• Work to be completed
Find the word "hiểu" in the data. Return every line where it appears.

• Exercise inputs
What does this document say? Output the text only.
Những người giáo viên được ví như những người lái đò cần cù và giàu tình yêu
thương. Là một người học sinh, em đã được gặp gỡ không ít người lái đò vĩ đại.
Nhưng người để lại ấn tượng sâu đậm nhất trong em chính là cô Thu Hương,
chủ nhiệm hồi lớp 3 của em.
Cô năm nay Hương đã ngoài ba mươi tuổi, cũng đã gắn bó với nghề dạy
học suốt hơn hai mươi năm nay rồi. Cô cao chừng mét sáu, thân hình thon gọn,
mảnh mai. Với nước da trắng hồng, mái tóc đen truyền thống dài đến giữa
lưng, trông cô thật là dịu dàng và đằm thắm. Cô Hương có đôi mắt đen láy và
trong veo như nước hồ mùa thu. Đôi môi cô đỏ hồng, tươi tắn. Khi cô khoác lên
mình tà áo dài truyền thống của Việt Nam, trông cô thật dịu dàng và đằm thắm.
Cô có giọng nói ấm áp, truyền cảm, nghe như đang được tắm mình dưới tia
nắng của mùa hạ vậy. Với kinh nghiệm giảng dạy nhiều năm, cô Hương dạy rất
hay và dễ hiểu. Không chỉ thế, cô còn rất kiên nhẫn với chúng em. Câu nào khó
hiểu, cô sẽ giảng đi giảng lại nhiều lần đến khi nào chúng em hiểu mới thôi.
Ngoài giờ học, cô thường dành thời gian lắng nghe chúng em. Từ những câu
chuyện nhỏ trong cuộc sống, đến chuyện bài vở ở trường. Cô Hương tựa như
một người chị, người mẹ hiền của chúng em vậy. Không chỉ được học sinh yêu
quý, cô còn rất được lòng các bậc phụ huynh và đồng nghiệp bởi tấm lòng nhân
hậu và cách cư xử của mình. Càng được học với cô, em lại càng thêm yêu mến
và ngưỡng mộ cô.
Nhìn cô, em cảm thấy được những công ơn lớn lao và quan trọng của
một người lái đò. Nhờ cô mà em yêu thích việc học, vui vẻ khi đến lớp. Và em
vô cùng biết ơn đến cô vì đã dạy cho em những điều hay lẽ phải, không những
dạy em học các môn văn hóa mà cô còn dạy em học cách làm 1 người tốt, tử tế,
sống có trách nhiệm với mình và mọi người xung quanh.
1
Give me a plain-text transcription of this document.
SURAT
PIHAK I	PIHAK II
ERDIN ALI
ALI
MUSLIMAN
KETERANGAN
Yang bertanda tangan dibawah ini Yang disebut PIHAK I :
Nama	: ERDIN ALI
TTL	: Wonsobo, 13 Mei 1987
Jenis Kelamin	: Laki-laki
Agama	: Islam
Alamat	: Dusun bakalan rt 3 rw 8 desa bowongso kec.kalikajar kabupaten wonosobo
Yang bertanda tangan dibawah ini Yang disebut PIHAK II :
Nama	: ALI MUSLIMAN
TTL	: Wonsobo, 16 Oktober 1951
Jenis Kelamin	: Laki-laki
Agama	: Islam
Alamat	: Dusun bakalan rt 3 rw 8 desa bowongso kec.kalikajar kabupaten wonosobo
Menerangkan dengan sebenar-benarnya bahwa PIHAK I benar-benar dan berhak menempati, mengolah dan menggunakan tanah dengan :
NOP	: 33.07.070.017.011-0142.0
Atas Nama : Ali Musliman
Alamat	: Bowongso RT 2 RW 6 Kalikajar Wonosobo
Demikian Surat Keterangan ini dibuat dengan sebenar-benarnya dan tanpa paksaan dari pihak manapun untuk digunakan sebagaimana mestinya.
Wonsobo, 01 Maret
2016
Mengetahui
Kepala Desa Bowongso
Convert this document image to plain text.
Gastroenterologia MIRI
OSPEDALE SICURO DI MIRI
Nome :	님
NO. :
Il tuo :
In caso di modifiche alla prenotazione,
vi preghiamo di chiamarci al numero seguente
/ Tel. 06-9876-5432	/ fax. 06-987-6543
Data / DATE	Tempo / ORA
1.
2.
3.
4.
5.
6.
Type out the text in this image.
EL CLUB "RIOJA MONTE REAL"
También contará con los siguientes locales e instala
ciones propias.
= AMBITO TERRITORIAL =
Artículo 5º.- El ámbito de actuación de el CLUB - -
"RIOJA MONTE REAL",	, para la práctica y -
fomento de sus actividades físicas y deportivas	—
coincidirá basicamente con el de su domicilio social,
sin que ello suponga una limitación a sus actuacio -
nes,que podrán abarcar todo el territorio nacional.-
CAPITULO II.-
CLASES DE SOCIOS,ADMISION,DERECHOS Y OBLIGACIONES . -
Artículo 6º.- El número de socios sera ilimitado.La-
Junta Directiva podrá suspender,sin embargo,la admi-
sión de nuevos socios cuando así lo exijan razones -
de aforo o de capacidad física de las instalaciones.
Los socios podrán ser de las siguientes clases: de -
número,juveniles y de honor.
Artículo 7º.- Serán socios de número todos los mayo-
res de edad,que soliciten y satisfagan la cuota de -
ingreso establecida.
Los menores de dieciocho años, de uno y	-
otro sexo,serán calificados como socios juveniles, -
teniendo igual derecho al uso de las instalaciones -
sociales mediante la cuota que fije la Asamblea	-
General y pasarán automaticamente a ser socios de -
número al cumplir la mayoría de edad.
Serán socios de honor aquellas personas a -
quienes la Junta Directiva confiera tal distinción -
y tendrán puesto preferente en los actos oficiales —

• Finished task
hay và dễ hiểu. Không chỉ thế, cô còn rất kiên nhẫn với chúng em. Câu nào khó
hiểu, cô sẽ giảng đi giảng lại nhiều lần đến khi nào chúng em hiểu mới thôi.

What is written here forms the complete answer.